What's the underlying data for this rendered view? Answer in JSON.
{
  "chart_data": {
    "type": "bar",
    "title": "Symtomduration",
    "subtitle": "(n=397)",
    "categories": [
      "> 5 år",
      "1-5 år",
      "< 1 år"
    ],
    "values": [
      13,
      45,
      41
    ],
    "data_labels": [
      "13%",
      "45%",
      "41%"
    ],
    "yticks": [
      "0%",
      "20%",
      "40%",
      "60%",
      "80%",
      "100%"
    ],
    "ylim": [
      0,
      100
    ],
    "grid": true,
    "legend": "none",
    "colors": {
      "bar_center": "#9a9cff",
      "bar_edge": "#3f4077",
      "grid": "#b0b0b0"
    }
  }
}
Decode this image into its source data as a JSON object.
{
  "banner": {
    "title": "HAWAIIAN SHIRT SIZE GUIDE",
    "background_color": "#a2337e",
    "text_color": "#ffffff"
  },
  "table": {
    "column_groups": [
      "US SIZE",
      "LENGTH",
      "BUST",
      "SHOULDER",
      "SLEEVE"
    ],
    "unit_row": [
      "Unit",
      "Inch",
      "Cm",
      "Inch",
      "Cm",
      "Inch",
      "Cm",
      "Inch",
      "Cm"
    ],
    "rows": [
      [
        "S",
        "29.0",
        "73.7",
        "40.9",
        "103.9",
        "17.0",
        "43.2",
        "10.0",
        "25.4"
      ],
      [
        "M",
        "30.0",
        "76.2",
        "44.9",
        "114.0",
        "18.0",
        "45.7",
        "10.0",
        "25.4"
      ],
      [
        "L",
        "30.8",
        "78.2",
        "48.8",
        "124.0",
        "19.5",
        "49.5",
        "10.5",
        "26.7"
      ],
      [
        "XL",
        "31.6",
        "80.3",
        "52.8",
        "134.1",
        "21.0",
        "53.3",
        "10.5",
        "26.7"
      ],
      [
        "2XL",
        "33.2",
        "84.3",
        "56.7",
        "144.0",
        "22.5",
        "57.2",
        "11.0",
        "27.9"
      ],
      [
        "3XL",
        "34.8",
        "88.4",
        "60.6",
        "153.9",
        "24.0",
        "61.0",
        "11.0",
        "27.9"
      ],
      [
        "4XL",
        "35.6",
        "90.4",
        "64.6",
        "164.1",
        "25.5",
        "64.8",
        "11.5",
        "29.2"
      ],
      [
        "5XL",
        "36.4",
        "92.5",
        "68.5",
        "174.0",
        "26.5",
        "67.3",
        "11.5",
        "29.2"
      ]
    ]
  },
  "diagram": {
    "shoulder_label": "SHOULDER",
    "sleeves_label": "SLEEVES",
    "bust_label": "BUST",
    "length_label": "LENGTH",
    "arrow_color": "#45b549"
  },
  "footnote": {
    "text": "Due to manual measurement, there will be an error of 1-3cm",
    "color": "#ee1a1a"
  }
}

☆ ☆ ☆

Repeat the listing exactly, from its first line to its last.

**Right answer**
What's the underlying data for this rendered view? Answer in JSON.
{
  "chart_data": {
    "type": "bar",
    "title": "Symtomduration",
    "subtitle": "(n=397)",
    "categories": [
      "> 5 år",
      "1-5 år",
      "< 1 år"
    ],
    "values": [
      13,
      45,
      41
    ],
    "data_labels": [
      "13%",
      "45%",
      "41%"
    ],
    "yticks": [
      "0%",
      "20%",
      "40%",
      "60%",
      "80%",
      "100%"
    ],
    "ylim": [
      0,
      100
    ],
    "grid": true,
    "legend": "none",
    "colors": {
      "bar_center": "#9a9cff",
      "bar_edge": "#3f4077",
      "grid": "#b0b0b0"
    }
  }
}
Decode this image into its source data as a JSON object.
{
  "banner": {
    "title": "HAWAIIAN SHIRT SIZE GUIDE",
    "background_color": "#a2337e",
    "text_color": "#ffffff"
  },
  "table": {
    "column_groups": [
      "US SIZE",
      "LENGTH",
      "BUST",
      "SHOULDER",
      "SLEEVE"
    ],
    "unit_row": [
      "Unit",
      "Inch",
      "Cm",
      "Inch",
      "Cm",
      "Inch",
      "Cm",
      "Inch",
      "Cm"
    ],
    "rows": [
      [
        "S",
        "29.0",
        "73.7",
        "40.9",
        "103.9",
        "17.0",
        "43.2",
        "10.0",
        "25.4"
      ],
      [
        "M",
        "30.0",
        "76.2",
        "44.9",
        "114.0",
        "18.0",
        "45.7",
        "10.0",
        "25.4"
      ],
      [
        "L",
        "30.8",
        "78.2",
        "48.8",
        "124.0",
        "19.5",
        "49.5",
        "10.5",
        "26.7"
      ],
      [
        "XL",
        "31.6",
        "80.3",
        "52.8",
        "134.1",
        "21.0",
        "53.3",
        "10.5",
        "26.7"
      ],
      [
        "2XL",
        "33.2",
        "84.3",
        "56.7",
        "144.0",
        "22.5",
        "57.2",
        "11.0",
        "27.9"
      ],
      [
        "3XL",
        "34.8",
        "88.4",
        "60.6",
        "153.9",
        "24.0",
        "61.0",
        "11.0",
        "27.9"
      ],
      [
        "4XL",
        "35.6",
        "90.4",
        "64.6",
        "164.1",
        "25.5",
        "64.8",
        "11.5",
        "29.2"
      ],
      [
        "5XL",
        "36.4",
        "92.5",
        "68.5",
        "174.0",
        "26.5",
        "67.3",
        "11.5",
        "29.2"
      ]
    ]
  },
  "diagram": {
    "shoulder_label": "SHOULDER",
    "sleeves_label": "SLEEVES",
    "bust_label": "BUST",
    "length_label": "LENGTH",
    "arrow_color": "#45b549"
  },
  "footnote": {
    "text": "Due to manual measurement, there will be an error of 1-3cm",
    "color": "#ee1a1a"
  }
}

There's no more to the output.